» **EXERCISE TASK**: Output the material beneath exactly, leaving nothing out.

» **SOURCE RECORDS**:

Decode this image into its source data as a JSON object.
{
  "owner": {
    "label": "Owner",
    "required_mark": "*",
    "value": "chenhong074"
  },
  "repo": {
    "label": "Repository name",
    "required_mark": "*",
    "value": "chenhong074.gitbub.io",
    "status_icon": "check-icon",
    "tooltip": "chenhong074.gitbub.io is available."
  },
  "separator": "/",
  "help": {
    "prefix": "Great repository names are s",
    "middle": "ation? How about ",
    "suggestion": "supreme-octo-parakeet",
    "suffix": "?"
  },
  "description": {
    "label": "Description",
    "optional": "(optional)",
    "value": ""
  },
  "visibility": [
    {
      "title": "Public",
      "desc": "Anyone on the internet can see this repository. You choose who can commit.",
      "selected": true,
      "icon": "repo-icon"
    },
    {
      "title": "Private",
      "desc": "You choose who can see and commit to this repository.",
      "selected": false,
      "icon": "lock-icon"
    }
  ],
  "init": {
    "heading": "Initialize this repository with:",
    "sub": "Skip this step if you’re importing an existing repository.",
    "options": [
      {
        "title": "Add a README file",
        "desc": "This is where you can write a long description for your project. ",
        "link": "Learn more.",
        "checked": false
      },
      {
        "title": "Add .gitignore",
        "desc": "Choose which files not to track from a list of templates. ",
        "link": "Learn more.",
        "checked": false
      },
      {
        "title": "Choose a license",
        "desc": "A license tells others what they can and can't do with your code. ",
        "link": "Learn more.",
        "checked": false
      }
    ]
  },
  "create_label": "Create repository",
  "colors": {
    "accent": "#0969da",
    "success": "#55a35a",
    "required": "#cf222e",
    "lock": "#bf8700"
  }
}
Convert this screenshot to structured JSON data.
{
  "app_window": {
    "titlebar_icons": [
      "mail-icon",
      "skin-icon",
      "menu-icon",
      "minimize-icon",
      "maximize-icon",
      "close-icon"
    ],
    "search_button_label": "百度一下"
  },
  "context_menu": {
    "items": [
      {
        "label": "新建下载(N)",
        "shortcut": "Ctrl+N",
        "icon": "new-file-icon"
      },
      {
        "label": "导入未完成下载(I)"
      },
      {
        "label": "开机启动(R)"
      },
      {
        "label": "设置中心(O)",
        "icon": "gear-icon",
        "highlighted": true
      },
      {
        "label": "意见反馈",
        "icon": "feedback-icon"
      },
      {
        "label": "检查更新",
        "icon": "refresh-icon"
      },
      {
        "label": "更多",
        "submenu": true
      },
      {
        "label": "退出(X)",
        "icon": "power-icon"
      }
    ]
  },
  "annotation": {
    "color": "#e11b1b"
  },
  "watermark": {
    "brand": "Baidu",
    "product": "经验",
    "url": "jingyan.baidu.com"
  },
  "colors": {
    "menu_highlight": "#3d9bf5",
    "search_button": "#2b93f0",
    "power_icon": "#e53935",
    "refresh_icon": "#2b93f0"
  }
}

» **RESULT OF THE EXERCISE**:
Decode this image into its source data as a JSON object.
{
  "owner": {
    "label": "Owner",
    "required_mark": "*",
    "value": "chenhong074"
  },
  "repo": {
    "label": "Repository name",
    "required_mark": "*",
    "value": "chenhong074.gitbub.io",
    "status_icon": "check-icon",
    "tooltip": "chenhong074.gitbub.io is available."
  },
  "separator": "/",
  "help": {
    "prefix": "Great repository names are s",
    "middle": "ation? How about ",
    "suggestion": "supreme-octo-parakeet",
    "suffix": "?"
  },
  "description": {
    "label": "Description",
    "optional": "(optional)",
    "value": ""
  },
  "visibility": [
    {
      "title": "Public",
      "desc": "Anyone on the internet can see this repository. You choose who can commit.",
      "selected": true,
      "icon": "repo-icon"
    },
    {
      "title": "Private",
      "desc": "You choose who can see and commit to this repository.",
      "selected": false,
      "icon": "lock-icon"
    }
  ],
  "init": {
    "heading": "Initialize this repository with:",
    "sub": "Skip this step if you’re importing an existing repository.",
    "options": [
      {
        "title": "Add a README file",
        "desc": "This is where you can write a long description for your project. ",
        "link": "Learn more.",
        "checked": false
      },
      {
        "title": "Add .gitignore",
        "desc": "Choose which files not to track from a list of templates. ",
        "link": "Learn more.",
        "checked": false
      },
      {
        "title": "Choose a license",
        "desc": "A license tells others what they can and can't do with your code. ",
        "link": "Learn more.",
        "checked": false
      }
    ]
  },
  "create_label": "Create repository",
  "colors": {
    "accent": "#0969da",
    "success": "#55a35a",
    "required": "#cf222e",
    "lock": "#bf8700"
  }
}
Convert this screenshot to structured JSON data.
{
  "app_window": {
    "titlebar_icons": [
      "mail-icon",
      "skin-icon",
      "menu-icon",
      "minimize-icon",
      "maximize-icon",
      "close-icon"
    ],
    "search_button_label": "百度一下"
  },
  "context_menu": {
    "items": [
      {
        "label": "新建下载(N)",
        "shortcut": "Ctrl+N",
        "icon": "new-file-icon"
      },
      {
        "label": "导入未完成下载(I)"
      },
      {
        "label": "开机启动(R)"
      },
      {
        "label": "设置中心(O)",
        "icon": "gear-icon",
        "highlighted": true
      },
      {
        "label": "意见反馈",
        "icon": "feedback-icon"
      },
      {
        "label": "检查更新",
        "icon": "refresh-icon"
      },
      {
        "label": "更多",
        "submenu": true
      },
      {
        "label": "退出(X)",
        "icon": "power-icon"
      }
    ]
  },
  "annotation": {
    "color": "#e11b1b"
  },
  "watermark": {
    "brand": "Baidu",
    "product": "经验",
    "url": "jingyan.baidu.com"
  },
  "colors": {
    "menu_highlight": "#3d9bf5",
    "search_button": "#2b93f0",
    "power_icon": "#e53935",
    "refresh_icon": "#2b93f0"
  }
}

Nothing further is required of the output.